WORK TO DO:
Reproduce the lines of the records below exactly as they are, omitting the picture lines.

»»

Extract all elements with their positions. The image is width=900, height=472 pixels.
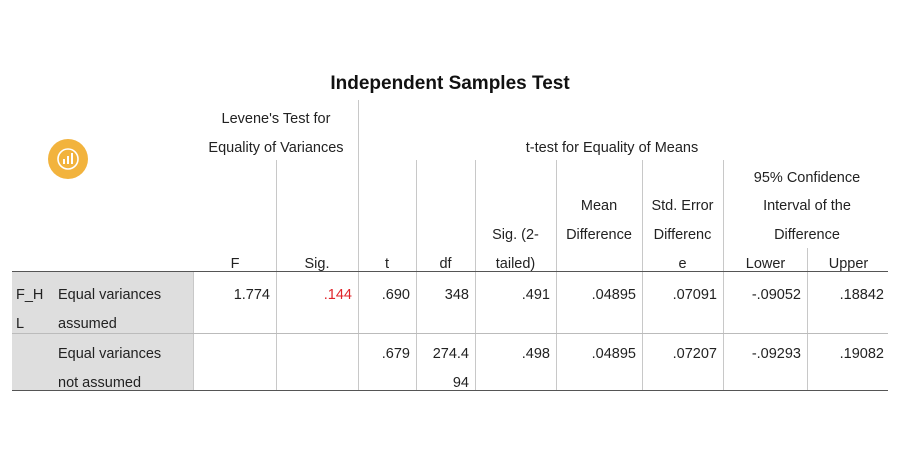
row2-std-err: .07207 [672,346,717,362]
col-header-se-line2: Differenc [653,227,712,243]
col-header-F: F [230,256,240,272]
row1-std-err: .07091 [672,287,717,303]
col-header-sig2-line1: Sig. (2- [492,227,539,243]
levene-header-line1: Levene's Test for [221,111,331,127]
row2-upper: .19082 [839,346,884,362]
grid-line [416,160,417,390]
grid-line [642,160,643,390]
col-header-se-line3: e [678,256,687,272]
row1-sig: .144 [323,287,352,303]
grid-line [358,100,359,390]
row1-sig2: .491 [521,287,550,303]
levene-header-line2: Equality of Variances [208,140,344,156]
col-header-df: df [439,256,452,272]
header-underline [12,271,888,272]
row2-df-line1: 274.4 [432,346,469,362]
chart-badge-icon [48,139,88,179]
variable-label-line1: F_H [16,287,44,303]
row-divider [12,333,888,334]
row1-label-line2: assumed [58,316,117,332]
row2-lower: -.09293 [751,346,801,362]
col-header-lower: Lower [745,256,786,272]
table-bottom-line [12,390,888,391]
row2-label-line1: Equal variances [58,346,162,362]
row1-df: 348 [444,287,469,303]
col-header-md-line1: Mean [580,198,618,214]
grid-line [723,160,724,390]
row1-upper: .18842 [839,287,884,303]
row1-t: .690 [381,287,410,303]
col-header-t: t [384,256,390,272]
row2-sig2: .498 [521,346,550,362]
table-title: Independent Samples Test [330,73,570,94]
row1-label-line1: Equal variances [58,287,162,303]
row2-df-line2: 94 [452,375,469,391]
row1-F: 1.774 [233,287,270,303]
col-header-md-line2: Difference [566,227,632,243]
ci-header-line3: Difference [774,227,840,243]
row2-label-line2: not assumed [58,375,142,391]
ttest-header: t-test for Equality of Means [525,140,699,156]
row1-lower: -.09052 [751,287,801,303]
grid-line [556,160,557,390]
col-header-upper: Upper [828,256,869,272]
grid-line [807,248,808,390]
col-header-sig: Sig. [304,256,330,272]
row2-t: .679 [381,346,410,362]
ci-header-line2: Interval of the [763,198,851,214]
grid-line [193,272,194,390]
col-header-se-line1: Std. Error [651,198,714,214]
ci-header-line1: 95% Confidence [753,170,861,186]
grid-line [276,160,277,390]
variable-label-line2: L [16,316,25,332]
row2-mean-diff: .04895 [591,346,636,362]
grid-line [475,160,476,390]
col-header-sig2-line2: tailed) [495,256,536,272]
row-label-shade [12,272,194,390]
row1-mean-diff: .04895 [591,287,636,303]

««

THE COMPLETED TASK:
Extract all elements with their positions. The image is width=900, height=472 pixels.
row2-std-err: .07207 [672,346,717,362]
col-header-se-line2: Differenc [653,227,712,243]
col-header-F: F [230,256,240,272]
row1-std-err: .07091 [672,287,717,303]
col-header-sig2-line1: Sig. (2- [492,227,539,243]
levene-header-line1: Levene's Test for [221,111,331,127]
row2-upper: .19082 [839,346,884,362]
grid-line [416,160,417,390]
grid-line [642,160,643,390]
col-header-se-line3: e [678,256,687,272]
row1-sig: .144 [323,287,352,303]
grid-line [358,100,359,390]
row1-sig2: .491 [521,287,550,303]
levene-header-line2: Equality of Variances [208,140,344,156]
col-header-df: df [439,256,452,272]
header-underline [12,271,888,272]
row2-df-line1: 274.4 [432,346,469,362]
chart-badge-icon [48,139,88,179]
variable-label-line1: F_H [16,287,44,303]
row-divider [12,333,888,334]
row1-label-line2: assumed [58,316,117,332]
row2-lower: -.09293 [751,346,801,362]
col-header-lower: Lower [745,256,786,272]
table-bottom-line [12,390,888,391]
row2-label-line1: Equal variances [58,346,162,362]
row1-df: 348 [444,287,469,303]
col-header-md-line1: Mean [580,198,618,214]
grid-line [723,160,724,390]
row1-upper: .18842 [839,287,884,303]
row1-t: .690 [381,287,410,303]
col-header-t: t [384,256,390,272]
row2-sig2: .498 [521,346,550,362]
table-title: Independent Samples Test [330,73,570,94]
row1-label-line1: Equal variances [58,287,162,303]
row2-df-line2: 94 [452,375,469,391]
row1-F: 1.774 [233,287,270,303]
col-header-md-line2: Difference [566,227,632,243]
ci-header-line3: Difference [774,227,840,243]
row2-label-line2: not assumed [58,375,142,391]
ttest-header: t-test for Equality of Means [525,140,699,156]
row1-lower: -.09052 [751,287,801,303]
grid-line [556,160,557,390]
col-header-upper: Upper [828,256,869,272]
grid-line [807,248,808,390]
col-header-sig: Sig. [304,256,330,272]
row2-t: .679 [381,346,410,362]
ci-header-line2: Interval of the [763,198,851,214]
grid-line [193,272,194,390]
col-header-se-line1: Std. Error [651,198,714,214]
ci-header-line1: 95% Confidence [753,170,861,186]
grid-line [276,160,277,390]
variable-label-line2: L [16,316,25,332]
row2-mean-diff: .04895 [591,346,636,362]
grid-line [475,160,476,390]
col-header-sig2-line2: tailed) [495,256,536,272]
row-label-shade [12,272,194,390]
row1-mean-diff: .04895 [591,287,636,303]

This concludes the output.